(Items from a figure collection)
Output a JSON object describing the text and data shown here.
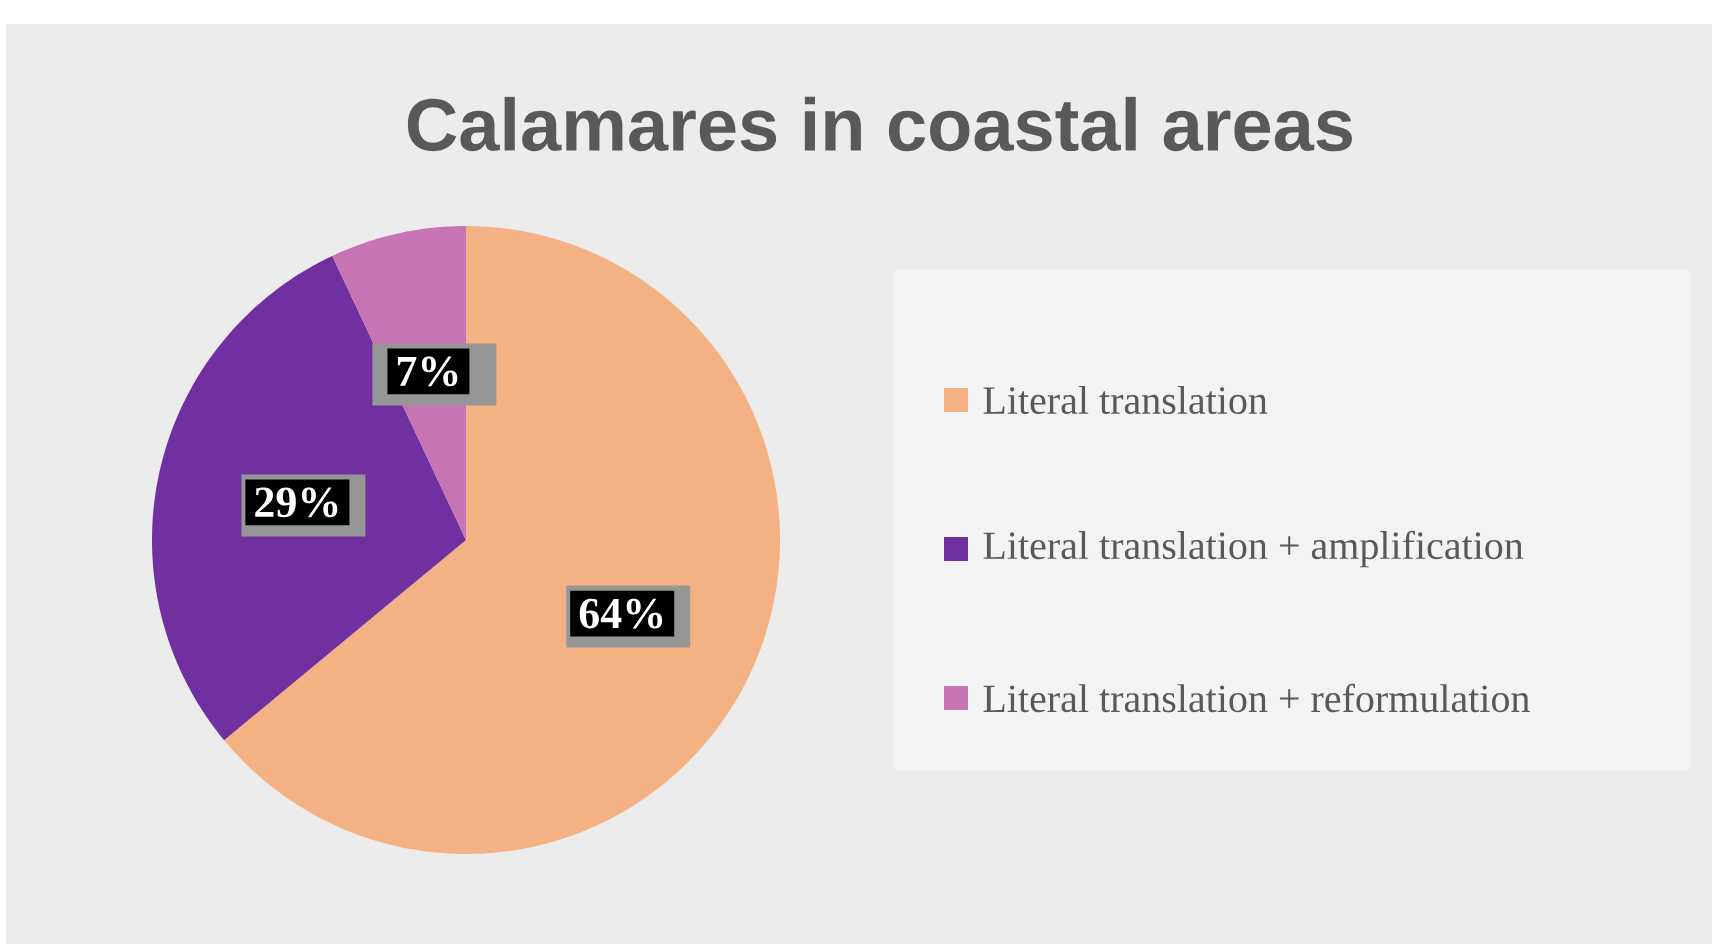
{
  "chart_data": {
    "type": "pie",
    "title": "Calamares in coastal areas",
    "categories": [
      "Literal translation",
      "Literal translation + amplification",
      "Literal translation + reformulation"
    ],
    "values": [
      64,
      29,
      7
    ],
    "colors": [
      "#f4b183",
      "#7030a0",
      "#c774b5"
    ],
    "value_labels": [
      "64%",
      "29%",
      "7%"
    ],
    "legend": "right"
  }
}
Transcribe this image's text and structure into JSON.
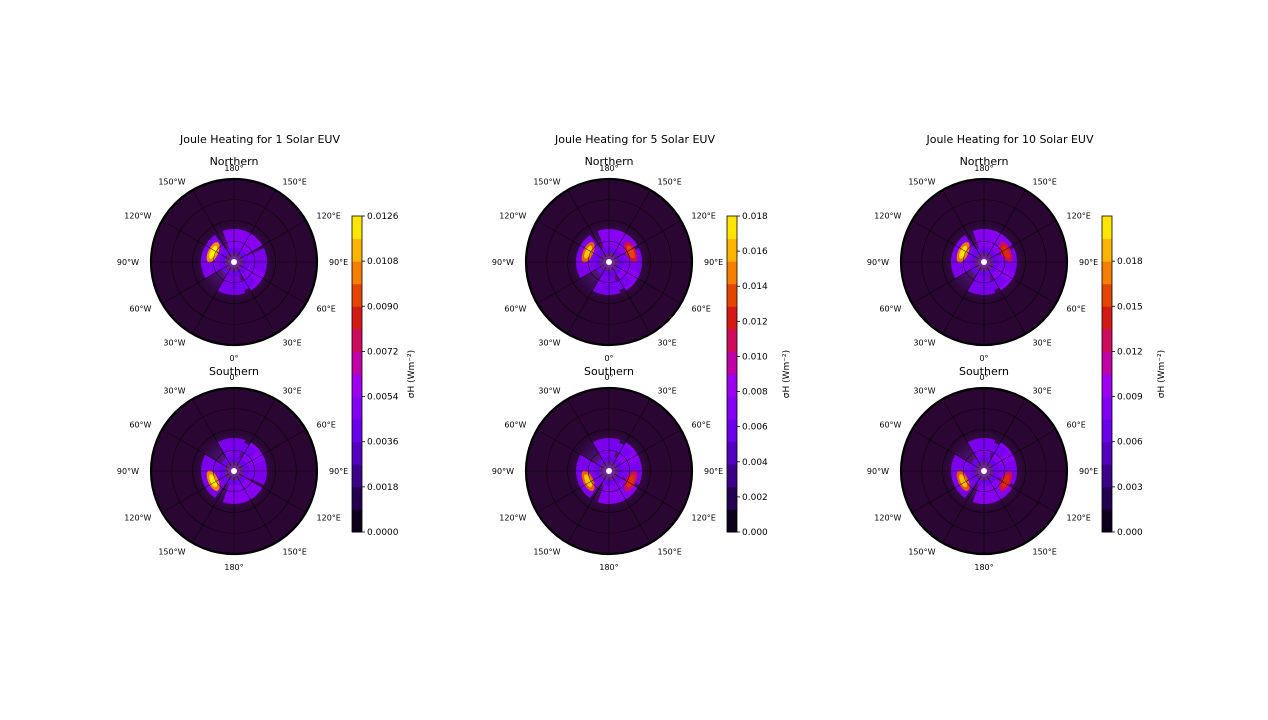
{
  "chart_data": {
    "type": "heatmap",
    "subtype": "polar-map",
    "panels": [
      {
        "title": "Joule Heating for 1 Solar EUV",
        "colorbar": {
          "label": "σH (Wm⁻²)",
          "vmin": 0.0,
          "vmax": 0.0126,
          "ticks": [
            "0.0000",
            "0.0018",
            "0.0036",
            "0.0054",
            "0.0072",
            "0.0090",
            "0.0108",
            "0.0126"
          ],
          "tick_values": [
            0.0,
            0.0018,
            0.0036,
            0.0054,
            0.0072,
            0.009,
            0.0108,
            0.0126
          ]
        },
        "hemispheres": [
          {
            "name": "Northern",
            "lon_labels": [
              "180°",
              "150°E",
              "120°E",
              "90°E",
              "60°E",
              "30°E",
              "0°",
              "30°W",
              "60°W",
              "90°W",
              "120°W",
              "150°W"
            ],
            "hotspots": [
              0.0124
            ]
          },
          {
            "name": "Southern",
            "lon_labels": [
              "0°",
              "30°E",
              "60°E",
              "90°E",
              "120°E",
              "150°E",
              "180°",
              "150°W",
              "120°W",
              "90°W",
              "60°W",
              "30°W"
            ],
            "hotspots": [
              0.0122
            ]
          }
        ]
      },
      {
        "title": "Joule Heating for 5 Solar EUV",
        "colorbar": {
          "label": "σH (Wm⁻²)",
          "vmin": 0.0,
          "vmax": 0.018,
          "ticks": [
            "0.000",
            "0.002",
            "0.004",
            "0.006",
            "0.008",
            "0.010",
            "0.012",
            "0.014",
            "0.016",
            "0.018"
          ],
          "tick_values": [
            0.0,
            0.002,
            0.004,
            0.006,
            0.008,
            0.01,
            0.012,
            0.014,
            0.016,
            0.018
          ]
        },
        "hemispheres": [
          {
            "name": "Northern",
            "lon_labels": [
              "180°",
              "150°E",
              "120°E",
              "90°E",
              "60°E",
              "30°E",
              "0°",
              "30°W",
              "60°W",
              "90°W",
              "120°W",
              "150°W"
            ],
            "hotspots": [
              0.0165,
              0.0135
            ]
          },
          {
            "name": "Southern",
            "lon_labels": [
              "0°",
              "30°E",
              "60°E",
              "90°E",
              "120°E",
              "150°E",
              "180°",
              "150°W",
              "120°W",
              "90°W",
              "60°W",
              "30°W"
            ],
            "hotspots": [
              0.0165,
              0.013
            ]
          }
        ]
      },
      {
        "title": "Joule Heating for 10 Solar EUV",
        "colorbar": {
          "label": "σH (Wm⁻²)",
          "vmin": 0.0,
          "vmax": 0.021,
          "ticks": [
            "0.000",
            "0.003",
            "0.006",
            "0.009",
            "0.012",
            "0.015",
            "0.018"
          ],
          "tick_values": [
            0.0,
            0.003,
            0.006,
            0.009,
            0.012,
            0.015,
            0.018
          ]
        },
        "hemispheres": [
          {
            "name": "Northern",
            "lon_labels": [
              "180°",
              "150°E",
              "120°E",
              "90°E",
              "60°E",
              "30°E",
              "0°",
              "30°W",
              "60°W",
              "90°W",
              "120°W",
              "150°W"
            ],
            "hotspots": [
              0.02,
              0.015
            ]
          },
          {
            "name": "Southern",
            "lon_labels": [
              "0°",
              "30°E",
              "60°E",
              "90°E",
              "120°E",
              "150°E",
              "180°",
              "150°W",
              "120°W",
              "90°W",
              "60°W",
              "30°W"
            ],
            "hotspots": [
              0.019,
              0.015
            ]
          }
        ]
      }
    ]
  }
}
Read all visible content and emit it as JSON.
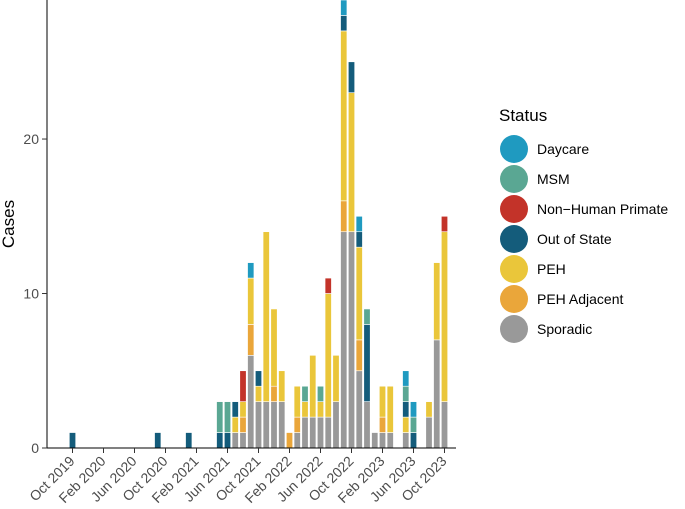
{
  "chart_data": {
    "type": "bar",
    "stacked": true,
    "xlabel": "",
    "ylabel": "Cases",
    "ylim": [
      0,
      29
    ],
    "y_ticks": [
      0,
      10,
      20
    ],
    "x_tick_labels": [
      "Oct 2019",
      "Feb 2020",
      "Jun 2020",
      "Oct 2020",
      "Feb 2021",
      "Jun 2021",
      "Oct 2021",
      "Feb 2022",
      "Jun 2022",
      "Oct 2022",
      "Feb 2023",
      "Jun 2023",
      "Oct 2023"
    ],
    "legend_title": "Status",
    "legend_position": "right",
    "grid": false,
    "categories": [
      "Oct 2019",
      "Nov 2019",
      "Dec 2019",
      "Jan 2020",
      "Feb 2020",
      "Mar 2020",
      "Apr 2020",
      "May 2020",
      "Jun 2020",
      "Jul 2020",
      "Aug 2020",
      "Sep 2020",
      "Oct 2020",
      "Nov 2020",
      "Dec 2020",
      "Jan 2021",
      "Feb 2021",
      "Mar 2021",
      "Apr 2021",
      "May 2021",
      "Jun 2021",
      "Jul 2021",
      "Aug 2021",
      "Sep 2021",
      "Oct 2021",
      "Nov 2021",
      "Dec 2021",
      "Jan 2022",
      "Feb 2022",
      "Mar 2022",
      "Apr 2022",
      "May 2022",
      "Jun 2022",
      "Jul 2022",
      "Aug 2022",
      "Sep 2022",
      "Oct 2022",
      "Nov 2022",
      "Dec 2022",
      "Jan 2023",
      "Feb 2023",
      "Mar 2023",
      "Apr 2023",
      "May 2023",
      "Jun 2023",
      "Jul 2023",
      "Aug 2023",
      "Sep 2023",
      "Oct 2023",
      "Nov 2023"
    ],
    "series": [
      {
        "name": "Sporadic",
        "color": "#999999",
        "values": [
          0,
          0,
          0,
          0,
          0,
          0,
          0,
          0,
          0,
          0,
          0,
          0,
          0,
          0,
          0,
          0,
          0,
          0,
          0,
          0,
          0,
          1,
          1,
          6,
          3,
          3,
          3,
          3,
          0,
          1,
          2,
          2,
          2,
          2,
          3,
          14,
          14,
          5,
          3,
          1,
          1,
          1,
          0,
          1,
          0,
          0,
          2,
          7,
          3,
          0
        ]
      },
      {
        "name": "PEH Adjacent",
        "color": "#EAA63A",
        "values": [
          0,
          0,
          0,
          0,
          0,
          0,
          0,
          0,
          0,
          0,
          0,
          0,
          0,
          0,
          0,
          0,
          0,
          0,
          0,
          0,
          0,
          0,
          1,
          2,
          0,
          0,
          1,
          0,
          1,
          1,
          0,
          0,
          0,
          0,
          0,
          2,
          0,
          2,
          0,
          0,
          1,
          0,
          0,
          0,
          0,
          0,
          0,
          0,
          0,
          0
        ]
      },
      {
        "name": "PEH",
        "color": "#EAC63A",
        "values": [
          0,
          0,
          0,
          0,
          0,
          0,
          0,
          0,
          0,
          0,
          0,
          0,
          0,
          0,
          0,
          0,
          0,
          0,
          0,
          0,
          0,
          1,
          1,
          3,
          1,
          11,
          5,
          2,
          0,
          2,
          1,
          4,
          1,
          8,
          3,
          11,
          9,
          6,
          0,
          0,
          2,
          3,
          0,
          1,
          0,
          0,
          1,
          5,
          11,
          0
        ]
      },
      {
        "name": "Out of State",
        "color": "#145C7B",
        "values": [
          1,
          0,
          0,
          0,
          0,
          0,
          0,
          0,
          0,
          0,
          0,
          1,
          0,
          0,
          0,
          1,
          0,
          0,
          0,
          1,
          1,
          1,
          0,
          0,
          1,
          0,
          0,
          0,
          0,
          0,
          0,
          0,
          0,
          0,
          0,
          1,
          2,
          1,
          5,
          0,
          0,
          0,
          0,
          1,
          1,
          0,
          0,
          0,
          0,
          0
        ]
      },
      {
        "name": "MSM",
        "color": "#5AA793",
        "values": [
          0,
          0,
          0,
          0,
          0,
          0,
          0,
          0,
          0,
          0,
          0,
          0,
          0,
          0,
          0,
          0,
          0,
          0,
          0,
          2,
          2,
          0,
          0,
          0,
          0,
          0,
          0,
          0,
          0,
          0,
          1,
          0,
          1,
          0,
          0,
          0,
          0,
          0,
          1,
          0,
          0,
          0,
          0,
          1,
          1,
          0,
          0,
          0,
          0,
          0
        ]
      },
      {
        "name": "Non−Human Primate",
        "color": "#C33329",
        "values": [
          0,
          0,
          0,
          0,
          0,
          0,
          0,
          0,
          0,
          0,
          0,
          0,
          0,
          0,
          0,
          0,
          0,
          0,
          0,
          0,
          0,
          0,
          2,
          0,
          0,
          0,
          0,
          0,
          0,
          0,
          0,
          0,
          0,
          1,
          0,
          0,
          0,
          0,
          0,
          0,
          0,
          0,
          0,
          0,
          0,
          0,
          0,
          0,
          1,
          0
        ]
      },
      {
        "name": "Daycare",
        "color": "#1F9AC0",
        "values": [
          0,
          0,
          0,
          0,
          0,
          0,
          0,
          0,
          0,
          0,
          0,
          0,
          0,
          0,
          0,
          0,
          0,
          0,
          0,
          0,
          0,
          0,
          0,
          1,
          0,
          0,
          0,
          0,
          0,
          0,
          0,
          0,
          0,
          0,
          0,
          1,
          0,
          1,
          0,
          0,
          0,
          0,
          0,
          1,
          1,
          0,
          0,
          0,
          0,
          0
        ]
      }
    ],
    "legend": [
      {
        "name": "Daycare",
        "color": "#1F9AC0"
      },
      {
        "name": "MSM",
        "color": "#5AA793"
      },
      {
        "name": "Non−Human Primate",
        "color": "#C33329"
      },
      {
        "name": "Out of State",
        "color": "#145C7B"
      },
      {
        "name": "PEH",
        "color": "#EAC63A"
      },
      {
        "name": "PEH Adjacent",
        "color": "#EAA63A"
      },
      {
        "name": "Sporadic",
        "color": "#999999"
      }
    ]
  }
}
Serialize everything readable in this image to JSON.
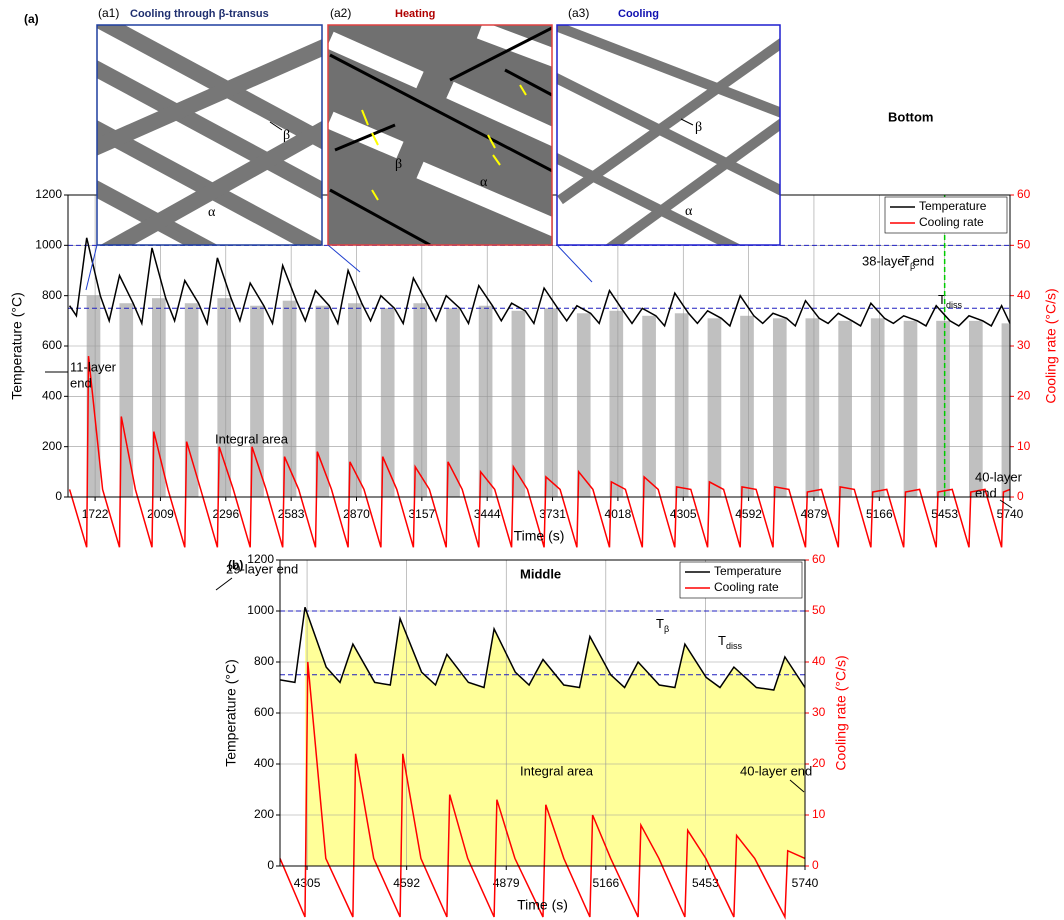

WRITTEN TASK:
Determine how many lines of the listing above include the word "this", and report that number only.

CORRECT RESULT:
2